What this task involves → In the listing below, find every line containing "exam" and copy it out.

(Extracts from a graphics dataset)
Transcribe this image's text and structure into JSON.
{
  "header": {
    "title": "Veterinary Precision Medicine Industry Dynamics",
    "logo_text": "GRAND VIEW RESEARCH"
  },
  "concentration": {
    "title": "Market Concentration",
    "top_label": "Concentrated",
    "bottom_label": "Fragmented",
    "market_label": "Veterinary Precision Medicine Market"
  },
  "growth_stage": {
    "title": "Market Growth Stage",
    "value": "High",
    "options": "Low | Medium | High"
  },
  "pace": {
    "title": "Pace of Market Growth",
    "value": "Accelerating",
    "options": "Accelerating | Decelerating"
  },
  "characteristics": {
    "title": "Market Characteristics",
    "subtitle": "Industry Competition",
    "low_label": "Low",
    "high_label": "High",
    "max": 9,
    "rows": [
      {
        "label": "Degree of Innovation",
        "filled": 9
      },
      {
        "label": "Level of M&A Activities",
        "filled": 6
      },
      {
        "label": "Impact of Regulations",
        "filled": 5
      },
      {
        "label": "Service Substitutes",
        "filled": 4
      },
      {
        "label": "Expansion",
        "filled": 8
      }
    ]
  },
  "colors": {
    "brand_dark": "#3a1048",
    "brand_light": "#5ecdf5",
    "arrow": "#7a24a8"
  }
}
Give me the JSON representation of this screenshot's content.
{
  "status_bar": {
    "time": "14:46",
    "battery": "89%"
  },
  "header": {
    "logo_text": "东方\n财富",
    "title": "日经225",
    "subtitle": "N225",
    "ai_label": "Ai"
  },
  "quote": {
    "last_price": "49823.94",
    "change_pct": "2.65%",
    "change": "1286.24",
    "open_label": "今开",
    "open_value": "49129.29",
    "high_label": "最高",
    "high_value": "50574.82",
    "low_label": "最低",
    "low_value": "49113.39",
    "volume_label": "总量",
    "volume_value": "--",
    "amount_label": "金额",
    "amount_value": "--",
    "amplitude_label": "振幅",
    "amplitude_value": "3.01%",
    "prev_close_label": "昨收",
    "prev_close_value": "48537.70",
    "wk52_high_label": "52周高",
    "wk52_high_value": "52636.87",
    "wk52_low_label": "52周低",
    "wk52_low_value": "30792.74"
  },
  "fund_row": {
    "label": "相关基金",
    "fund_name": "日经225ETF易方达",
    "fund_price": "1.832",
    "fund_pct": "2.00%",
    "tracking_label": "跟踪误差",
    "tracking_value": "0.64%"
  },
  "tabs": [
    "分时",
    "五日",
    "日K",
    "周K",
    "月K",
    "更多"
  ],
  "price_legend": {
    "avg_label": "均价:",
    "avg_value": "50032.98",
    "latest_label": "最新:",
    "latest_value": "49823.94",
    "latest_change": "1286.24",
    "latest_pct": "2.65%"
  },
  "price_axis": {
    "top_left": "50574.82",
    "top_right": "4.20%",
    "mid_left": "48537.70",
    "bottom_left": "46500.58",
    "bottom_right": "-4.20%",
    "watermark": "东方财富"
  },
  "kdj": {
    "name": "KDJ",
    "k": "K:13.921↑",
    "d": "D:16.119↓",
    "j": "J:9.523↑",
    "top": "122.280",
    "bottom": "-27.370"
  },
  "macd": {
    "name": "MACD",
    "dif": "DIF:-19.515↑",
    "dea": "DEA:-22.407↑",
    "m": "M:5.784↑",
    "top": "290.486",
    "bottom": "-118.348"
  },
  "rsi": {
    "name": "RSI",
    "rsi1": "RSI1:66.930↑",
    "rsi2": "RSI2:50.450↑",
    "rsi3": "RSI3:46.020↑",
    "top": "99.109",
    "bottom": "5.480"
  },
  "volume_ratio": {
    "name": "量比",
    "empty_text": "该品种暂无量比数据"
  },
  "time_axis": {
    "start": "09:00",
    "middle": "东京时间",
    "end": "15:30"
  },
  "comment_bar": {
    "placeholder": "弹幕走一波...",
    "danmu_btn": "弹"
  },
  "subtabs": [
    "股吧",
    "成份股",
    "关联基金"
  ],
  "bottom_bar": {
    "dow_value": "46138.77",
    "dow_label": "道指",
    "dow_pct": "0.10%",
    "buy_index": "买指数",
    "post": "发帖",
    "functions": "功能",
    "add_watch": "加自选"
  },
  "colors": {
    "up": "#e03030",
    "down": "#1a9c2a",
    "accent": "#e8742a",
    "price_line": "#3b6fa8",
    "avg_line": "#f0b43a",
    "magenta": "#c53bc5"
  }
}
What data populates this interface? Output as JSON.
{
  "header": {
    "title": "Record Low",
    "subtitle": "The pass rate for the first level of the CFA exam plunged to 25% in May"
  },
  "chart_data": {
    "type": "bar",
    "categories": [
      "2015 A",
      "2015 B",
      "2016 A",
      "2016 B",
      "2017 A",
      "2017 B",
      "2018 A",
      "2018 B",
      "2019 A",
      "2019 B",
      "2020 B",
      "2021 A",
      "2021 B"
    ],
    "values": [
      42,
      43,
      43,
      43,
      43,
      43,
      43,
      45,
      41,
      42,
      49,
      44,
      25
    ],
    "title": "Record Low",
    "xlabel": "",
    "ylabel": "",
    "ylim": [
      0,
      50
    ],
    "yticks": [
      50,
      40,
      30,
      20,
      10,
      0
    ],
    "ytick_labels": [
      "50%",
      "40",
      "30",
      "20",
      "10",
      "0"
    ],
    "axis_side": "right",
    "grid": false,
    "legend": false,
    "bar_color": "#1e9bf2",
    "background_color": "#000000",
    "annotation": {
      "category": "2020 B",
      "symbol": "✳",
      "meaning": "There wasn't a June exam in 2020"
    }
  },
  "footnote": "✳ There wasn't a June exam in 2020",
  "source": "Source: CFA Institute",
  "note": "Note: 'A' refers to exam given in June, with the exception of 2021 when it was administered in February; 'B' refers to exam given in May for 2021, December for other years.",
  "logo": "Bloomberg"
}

Finished task →
    "subtitle": "The pass rate for the first level of the CFA exam plunged to 25% in May"
      "meaning": "There wasn't a June exam in 2020"
  "footnote": "✳ There wasn't a June exam in 2020",
  "note": "Note: 'A' refers to exam given in June, with the exception of 2021 when it was administered in February; 'B' refers to exam given in May for 2021, December for other years.",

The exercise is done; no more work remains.